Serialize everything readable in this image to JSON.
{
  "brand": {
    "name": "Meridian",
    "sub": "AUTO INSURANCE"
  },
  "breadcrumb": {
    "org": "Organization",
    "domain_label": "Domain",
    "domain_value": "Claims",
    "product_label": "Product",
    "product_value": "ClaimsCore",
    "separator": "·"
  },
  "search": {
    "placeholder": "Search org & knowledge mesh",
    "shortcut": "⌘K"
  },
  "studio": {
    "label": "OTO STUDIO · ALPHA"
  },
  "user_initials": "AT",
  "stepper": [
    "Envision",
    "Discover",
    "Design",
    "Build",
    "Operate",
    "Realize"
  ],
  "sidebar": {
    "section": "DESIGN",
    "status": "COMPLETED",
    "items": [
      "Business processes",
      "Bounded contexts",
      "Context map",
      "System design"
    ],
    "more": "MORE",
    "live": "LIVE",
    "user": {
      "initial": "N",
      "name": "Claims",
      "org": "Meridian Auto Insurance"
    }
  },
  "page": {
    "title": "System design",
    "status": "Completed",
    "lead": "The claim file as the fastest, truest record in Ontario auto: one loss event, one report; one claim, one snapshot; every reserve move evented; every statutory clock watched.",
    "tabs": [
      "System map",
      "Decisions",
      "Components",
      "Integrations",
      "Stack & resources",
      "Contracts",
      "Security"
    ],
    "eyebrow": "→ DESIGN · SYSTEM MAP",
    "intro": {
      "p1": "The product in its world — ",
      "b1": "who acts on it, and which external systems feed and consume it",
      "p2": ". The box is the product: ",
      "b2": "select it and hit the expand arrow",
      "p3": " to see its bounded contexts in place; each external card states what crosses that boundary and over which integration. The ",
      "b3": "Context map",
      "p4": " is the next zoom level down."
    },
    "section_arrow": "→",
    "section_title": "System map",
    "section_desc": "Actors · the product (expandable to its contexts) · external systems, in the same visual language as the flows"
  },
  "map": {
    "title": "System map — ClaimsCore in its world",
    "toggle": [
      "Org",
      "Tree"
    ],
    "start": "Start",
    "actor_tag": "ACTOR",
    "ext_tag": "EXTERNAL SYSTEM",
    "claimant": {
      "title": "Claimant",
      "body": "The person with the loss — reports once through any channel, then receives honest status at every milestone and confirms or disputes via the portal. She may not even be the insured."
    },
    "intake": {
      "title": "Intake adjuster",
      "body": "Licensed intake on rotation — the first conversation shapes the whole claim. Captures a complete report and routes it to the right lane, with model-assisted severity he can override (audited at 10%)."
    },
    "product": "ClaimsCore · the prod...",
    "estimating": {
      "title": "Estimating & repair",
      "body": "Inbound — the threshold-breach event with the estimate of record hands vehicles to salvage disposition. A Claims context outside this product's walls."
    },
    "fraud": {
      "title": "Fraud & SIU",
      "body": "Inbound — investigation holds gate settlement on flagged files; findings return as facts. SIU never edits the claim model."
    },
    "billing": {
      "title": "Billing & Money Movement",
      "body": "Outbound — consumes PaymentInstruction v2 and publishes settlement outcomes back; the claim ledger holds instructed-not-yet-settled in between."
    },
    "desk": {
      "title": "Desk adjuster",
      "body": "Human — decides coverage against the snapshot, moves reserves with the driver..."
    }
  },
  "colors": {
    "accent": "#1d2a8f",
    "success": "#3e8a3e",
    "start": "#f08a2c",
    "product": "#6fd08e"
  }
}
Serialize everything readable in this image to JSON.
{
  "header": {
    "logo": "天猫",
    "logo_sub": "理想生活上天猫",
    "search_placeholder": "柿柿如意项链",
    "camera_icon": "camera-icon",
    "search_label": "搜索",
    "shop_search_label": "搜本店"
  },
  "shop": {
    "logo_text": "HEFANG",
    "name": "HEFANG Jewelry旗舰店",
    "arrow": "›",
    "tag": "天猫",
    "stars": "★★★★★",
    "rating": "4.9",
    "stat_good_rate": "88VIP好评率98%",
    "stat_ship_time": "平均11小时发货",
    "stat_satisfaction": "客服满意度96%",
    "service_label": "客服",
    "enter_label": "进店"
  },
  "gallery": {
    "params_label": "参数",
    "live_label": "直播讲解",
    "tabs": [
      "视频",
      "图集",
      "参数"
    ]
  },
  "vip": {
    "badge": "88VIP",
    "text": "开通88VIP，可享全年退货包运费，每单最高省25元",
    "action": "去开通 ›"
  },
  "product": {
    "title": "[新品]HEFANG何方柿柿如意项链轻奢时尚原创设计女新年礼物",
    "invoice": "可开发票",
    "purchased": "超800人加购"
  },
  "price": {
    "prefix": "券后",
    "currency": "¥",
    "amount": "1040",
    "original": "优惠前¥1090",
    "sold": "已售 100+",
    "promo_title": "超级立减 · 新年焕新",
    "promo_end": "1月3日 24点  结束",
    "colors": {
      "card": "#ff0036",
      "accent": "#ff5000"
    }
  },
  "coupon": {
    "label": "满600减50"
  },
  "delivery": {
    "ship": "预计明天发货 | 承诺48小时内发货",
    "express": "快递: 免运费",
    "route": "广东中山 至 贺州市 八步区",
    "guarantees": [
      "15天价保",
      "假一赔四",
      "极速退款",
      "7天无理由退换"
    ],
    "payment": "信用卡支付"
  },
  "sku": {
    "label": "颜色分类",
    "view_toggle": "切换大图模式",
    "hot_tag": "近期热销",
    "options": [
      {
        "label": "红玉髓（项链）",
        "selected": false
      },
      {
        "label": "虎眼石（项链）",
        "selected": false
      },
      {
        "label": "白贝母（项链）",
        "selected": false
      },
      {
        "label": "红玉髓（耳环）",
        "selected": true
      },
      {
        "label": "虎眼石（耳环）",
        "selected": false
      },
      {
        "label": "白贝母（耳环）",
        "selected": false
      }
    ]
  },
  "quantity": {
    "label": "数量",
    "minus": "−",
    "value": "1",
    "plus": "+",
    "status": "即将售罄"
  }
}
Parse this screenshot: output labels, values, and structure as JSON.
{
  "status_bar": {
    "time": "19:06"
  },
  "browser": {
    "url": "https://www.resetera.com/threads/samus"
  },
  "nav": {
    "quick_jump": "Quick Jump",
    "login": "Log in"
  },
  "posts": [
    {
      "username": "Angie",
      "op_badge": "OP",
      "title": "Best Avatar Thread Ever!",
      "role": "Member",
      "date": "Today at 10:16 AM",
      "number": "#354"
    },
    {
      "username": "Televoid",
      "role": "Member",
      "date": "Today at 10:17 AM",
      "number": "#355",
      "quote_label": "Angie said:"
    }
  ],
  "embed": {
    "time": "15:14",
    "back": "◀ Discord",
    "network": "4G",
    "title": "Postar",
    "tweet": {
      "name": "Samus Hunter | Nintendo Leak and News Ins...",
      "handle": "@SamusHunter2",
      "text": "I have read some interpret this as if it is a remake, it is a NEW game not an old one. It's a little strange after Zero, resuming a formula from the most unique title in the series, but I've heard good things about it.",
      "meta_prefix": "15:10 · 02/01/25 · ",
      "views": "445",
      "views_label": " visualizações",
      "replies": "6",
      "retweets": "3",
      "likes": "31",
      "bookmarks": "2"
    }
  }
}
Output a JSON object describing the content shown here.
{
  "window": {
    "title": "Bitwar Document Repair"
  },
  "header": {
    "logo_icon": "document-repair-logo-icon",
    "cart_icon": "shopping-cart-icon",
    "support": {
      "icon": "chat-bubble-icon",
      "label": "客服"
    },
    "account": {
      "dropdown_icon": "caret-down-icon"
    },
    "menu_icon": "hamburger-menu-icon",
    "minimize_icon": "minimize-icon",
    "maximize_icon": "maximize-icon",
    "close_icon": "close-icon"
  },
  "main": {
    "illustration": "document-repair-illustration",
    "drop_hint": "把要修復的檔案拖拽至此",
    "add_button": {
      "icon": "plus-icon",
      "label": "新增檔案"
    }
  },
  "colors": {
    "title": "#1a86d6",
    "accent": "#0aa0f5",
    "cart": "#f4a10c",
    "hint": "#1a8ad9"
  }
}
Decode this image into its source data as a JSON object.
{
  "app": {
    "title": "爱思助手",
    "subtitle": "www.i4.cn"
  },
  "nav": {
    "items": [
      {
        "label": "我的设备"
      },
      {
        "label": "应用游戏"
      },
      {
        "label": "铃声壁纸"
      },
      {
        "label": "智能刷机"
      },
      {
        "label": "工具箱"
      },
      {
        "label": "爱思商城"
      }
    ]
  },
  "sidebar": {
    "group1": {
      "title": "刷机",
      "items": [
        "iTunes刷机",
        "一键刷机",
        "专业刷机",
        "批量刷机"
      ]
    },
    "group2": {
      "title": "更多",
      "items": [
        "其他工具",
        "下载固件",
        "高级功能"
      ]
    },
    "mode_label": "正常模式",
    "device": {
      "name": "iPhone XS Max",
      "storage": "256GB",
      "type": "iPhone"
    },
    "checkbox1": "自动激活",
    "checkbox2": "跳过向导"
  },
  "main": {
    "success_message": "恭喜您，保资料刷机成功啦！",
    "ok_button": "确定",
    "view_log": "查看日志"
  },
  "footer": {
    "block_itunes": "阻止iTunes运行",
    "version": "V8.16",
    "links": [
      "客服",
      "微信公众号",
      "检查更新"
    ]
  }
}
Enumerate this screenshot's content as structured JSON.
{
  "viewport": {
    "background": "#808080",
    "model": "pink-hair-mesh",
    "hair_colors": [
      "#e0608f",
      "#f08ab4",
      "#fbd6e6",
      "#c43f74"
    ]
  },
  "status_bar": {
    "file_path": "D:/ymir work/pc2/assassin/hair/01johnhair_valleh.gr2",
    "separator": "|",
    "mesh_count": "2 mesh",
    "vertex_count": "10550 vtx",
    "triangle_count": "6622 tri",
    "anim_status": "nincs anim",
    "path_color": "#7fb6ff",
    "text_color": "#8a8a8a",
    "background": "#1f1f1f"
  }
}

+ + + + +

Look through the entries above; copy every line holding the string "date".

      "date": "Today at 10:16 AM",
      "date": "Today at 10:17 AM",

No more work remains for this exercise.